§ THE EXERCISE
Write every line of the entries below as a JSON list of strings, one string per line, leaving out any blank lines.

= = = = =

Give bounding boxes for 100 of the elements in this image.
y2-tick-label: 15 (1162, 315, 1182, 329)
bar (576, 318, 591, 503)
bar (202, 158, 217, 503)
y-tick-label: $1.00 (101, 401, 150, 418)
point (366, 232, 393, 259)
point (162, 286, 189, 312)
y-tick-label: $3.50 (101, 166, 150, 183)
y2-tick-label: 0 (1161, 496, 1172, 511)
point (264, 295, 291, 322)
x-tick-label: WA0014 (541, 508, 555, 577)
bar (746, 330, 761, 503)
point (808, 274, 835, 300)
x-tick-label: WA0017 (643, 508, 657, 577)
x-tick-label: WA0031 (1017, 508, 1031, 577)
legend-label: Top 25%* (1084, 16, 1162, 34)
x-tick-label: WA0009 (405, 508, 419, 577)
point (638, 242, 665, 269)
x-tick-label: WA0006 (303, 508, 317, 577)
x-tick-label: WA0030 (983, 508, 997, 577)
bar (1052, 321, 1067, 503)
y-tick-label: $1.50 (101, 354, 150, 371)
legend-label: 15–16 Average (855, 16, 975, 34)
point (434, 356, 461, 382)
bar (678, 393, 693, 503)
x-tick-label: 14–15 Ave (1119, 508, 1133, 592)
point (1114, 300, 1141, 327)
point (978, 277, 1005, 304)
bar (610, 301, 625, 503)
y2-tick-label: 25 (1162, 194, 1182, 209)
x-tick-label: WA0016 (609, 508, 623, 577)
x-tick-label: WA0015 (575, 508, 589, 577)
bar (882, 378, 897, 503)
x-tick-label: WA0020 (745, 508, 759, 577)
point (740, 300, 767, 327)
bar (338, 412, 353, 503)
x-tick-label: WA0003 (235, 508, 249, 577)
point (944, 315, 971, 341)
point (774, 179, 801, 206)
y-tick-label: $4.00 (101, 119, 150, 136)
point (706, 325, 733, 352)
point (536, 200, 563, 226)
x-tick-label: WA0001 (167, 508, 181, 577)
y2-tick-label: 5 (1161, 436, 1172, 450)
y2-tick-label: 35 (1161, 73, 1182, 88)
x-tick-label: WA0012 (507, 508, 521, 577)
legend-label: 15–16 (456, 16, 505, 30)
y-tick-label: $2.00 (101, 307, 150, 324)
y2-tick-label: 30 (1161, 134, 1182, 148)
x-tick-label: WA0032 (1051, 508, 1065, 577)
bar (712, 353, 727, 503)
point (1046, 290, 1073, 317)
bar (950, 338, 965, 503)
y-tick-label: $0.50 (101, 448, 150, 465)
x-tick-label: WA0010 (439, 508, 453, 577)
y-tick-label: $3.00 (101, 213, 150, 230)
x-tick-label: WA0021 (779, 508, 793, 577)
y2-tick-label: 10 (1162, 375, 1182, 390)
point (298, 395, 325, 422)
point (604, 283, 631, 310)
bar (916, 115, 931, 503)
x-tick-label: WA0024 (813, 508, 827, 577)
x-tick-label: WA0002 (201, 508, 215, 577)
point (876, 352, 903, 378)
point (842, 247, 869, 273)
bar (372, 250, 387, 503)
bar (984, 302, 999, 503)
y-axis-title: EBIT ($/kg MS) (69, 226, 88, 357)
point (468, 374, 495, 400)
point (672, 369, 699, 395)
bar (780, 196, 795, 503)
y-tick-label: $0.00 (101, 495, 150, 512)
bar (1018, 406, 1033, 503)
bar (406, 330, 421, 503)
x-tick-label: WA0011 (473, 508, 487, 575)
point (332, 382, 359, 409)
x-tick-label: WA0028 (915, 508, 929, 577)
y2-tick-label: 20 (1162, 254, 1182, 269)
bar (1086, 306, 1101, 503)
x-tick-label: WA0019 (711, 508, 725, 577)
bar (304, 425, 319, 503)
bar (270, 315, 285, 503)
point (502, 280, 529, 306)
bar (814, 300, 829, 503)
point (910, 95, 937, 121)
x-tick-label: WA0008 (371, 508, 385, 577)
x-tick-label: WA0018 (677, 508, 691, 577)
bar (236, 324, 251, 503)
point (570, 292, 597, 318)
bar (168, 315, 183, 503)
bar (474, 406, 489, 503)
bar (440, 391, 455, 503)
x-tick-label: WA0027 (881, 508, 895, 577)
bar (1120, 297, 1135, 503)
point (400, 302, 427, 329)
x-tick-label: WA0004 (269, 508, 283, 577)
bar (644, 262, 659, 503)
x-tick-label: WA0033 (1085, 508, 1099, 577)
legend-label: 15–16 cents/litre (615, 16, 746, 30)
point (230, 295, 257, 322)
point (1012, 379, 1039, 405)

= = = = =

§ RESULT FOR THIS TASK
[
  "Give bounding boxes for 100 of the elements in this image.",
  "y2-tick-label: 15 (1162, 315, 1182, 329)",
  "bar (576, 318, 591, 503)",
  "bar (202, 158, 217, 503)",
  "y-tick-label: $1.00 (101, 401, 150, 418)",
  "point (366, 232, 393, 259)",
  "point (162, 286, 189, 312)",
  "y-tick-label: $3.50 (101, 166, 150, 183)",
  "y2-tick-label: 0 (1161, 496, 1172, 511)",
  "point (264, 295, 291, 322)",
  "x-tick-label: WA0014 (541, 508, 555, 577)",
  "bar (746, 330, 761, 503)",
  "point (808, 274, 835, 300)",
  "x-tick-label: WA0017 (643, 508, 657, 577)",
  "x-tick-label: WA0031 (1017, 508, 1031, 577)",
  "legend-label: Top 25%* (1084, 16, 1162, 34)",
  "x-tick-label: WA0009 (405, 508, 419, 577)",
  "point (638, 242, 665, 269)",
  "x-tick-label: WA0006 (303, 508, 317, 577)",
  "x-tick-label: WA0030 (983, 508, 997, 577)",
  "bar (1052, 321, 1067, 503)",
  "y-tick-label: $1.50 (101, 354, 150, 371)",
  "legend-label: 15–16 Average (855, 16, 975, 34)",
  "point (434, 356, 461, 382)",
  "bar (678, 393, 693, 503)",
  "x-tick-label: 14–15 Ave (1119, 508, 1133, 592)",
  "point (1114, 300, 1141, 327)",
  "point (978, 277, 1005, 304)",
  "bar (610, 301, 625, 503)",
  "y2-tick-label: 25 (1162, 194, 1182, 209)",
  "x-tick-label: WA0016 (609, 508, 623, 577)",
  "x-tick-label: WA0015 (575, 508, 589, 577)",
  "bar (882, 378, 897, 503)",
  "x-tick-label: WA0020 (745, 508, 759, 577)",
  "point (740, 300, 767, 327)",
  "bar (338, 412, 353, 503)",
  "x-tick-label: WA0003 (235, 508, 249, 577)",
  "point (944, 315, 971, 341)",
  "point (774, 179, 801, 206)",
  "y-tick-label: $4.00 (101, 119, 150, 136)",
  "point (706, 325, 733, 352)",
  "point (536, 200, 563, 226)",
  "x-tick-label: WA0001 (167, 508, 181, 577)",
  "y2-tick-label: 5 (1161, 436, 1172, 450)",
  "y2-tick-label: 35 (1161, 73, 1182, 88)",
  "x-tick-label: WA0012 (507, 508, 521, 577)",
  "legend-label: 15–16 (456, 16, 505, 30)",
  "y-tick-label: $2.00 (101, 307, 150, 324)",
  "y2-tick-label: 30 (1161, 134, 1182, 148)",
  "x-tick-label: WA0032 (1051, 508, 1065, 577)",
  "bar (712, 353, 727, 503)",
  "point (1046, 290, 1073, 317)",
  "bar (950, 338, 965, 503)",
  "y-tick-label: $0.50 (101, 448, 150, 465)",
  "x-tick-label: WA0010 (439, 508, 453, 577)",
  "y-tick-label: $3.00 (101, 213, 150, 230)",
  "x-tick-label: WA0021 (779, 508, 793, 577)",
  "y2-tick-label: 10 (1162, 375, 1182, 390)",
  "point (298, 395, 325, 422)",
  "point (604, 283, 631, 310)",
  "bar (916, 115, 931, 503)",
  "x-tick-label: WA0024 (813, 508, 827, 577)",
  "x-tick-label: WA0002 (201, 508, 215, 577)",
  "point (876, 352, 903, 378)",
  "point (842, 247, 869, 273)",
  "bar (372, 250, 387, 503)",
  "bar (984, 302, 999, 503)",
  "y-axis-title: EBIT ($/kg MS) (69, 226, 88, 357)",
  "point (468, 374, 495, 400)",
  "point (672, 369, 699, 395)",
  "bar (780, 196, 795, 503)",
  "y-tick-label: $0.00 (101, 495, 150, 512)",
  "bar (1018, 406, 1033, 503)",
  "bar (406, 330, 421, 503)",
  "x-tick-label: WA0011 (473, 508, 487, 575)",
  "point (332, 382, 359, 409)",
  "x-tick-label: WA0028 (915, 508, 929, 577)",
  "y2-tick-label: 20 (1162, 254, 1182, 269)",
  "bar (1086, 306, 1101, 503)",
  "x-tick-label: WA0019 (711, 508, 725, 577)",
  "bar (304, 425, 319, 503)",
  "bar (270, 315, 285, 503)",
  "point (502, 280, 529, 306)",
  "bar (814, 300, 829, 503)",
  "point (910, 95, 937, 121)",
  "x-tick-label: WA0008 (371, 508, 385, 577)",
  "x-tick-label: WA0018 (677, 508, 691, 577)",
  "bar (236, 324, 251, 503)",
  "point (570, 292, 597, 318)",
  "bar (168, 315, 183, 503)",
  "bar (474, 406, 489, 503)",
  "bar (440, 391, 455, 503)",
  "x-tick-label: WA0027 (881, 508, 895, 577)",
  "bar (1120, 297, 1135, 503)",
  "point (400, 302, 427, 329)",
  "x-tick-label: WA0004 (269, 508, 283, 577)",
  "bar (644, 262, 659, 503)",
  "x-tick-label: WA0033 (1085, 508, 1099, 577)",
  "legend-label: 15–16 cents/litre (615, 16, 746, 30)",
  "point (230, 295, 257, 322)",
  "point (1012, 379, 1039, 405)"
]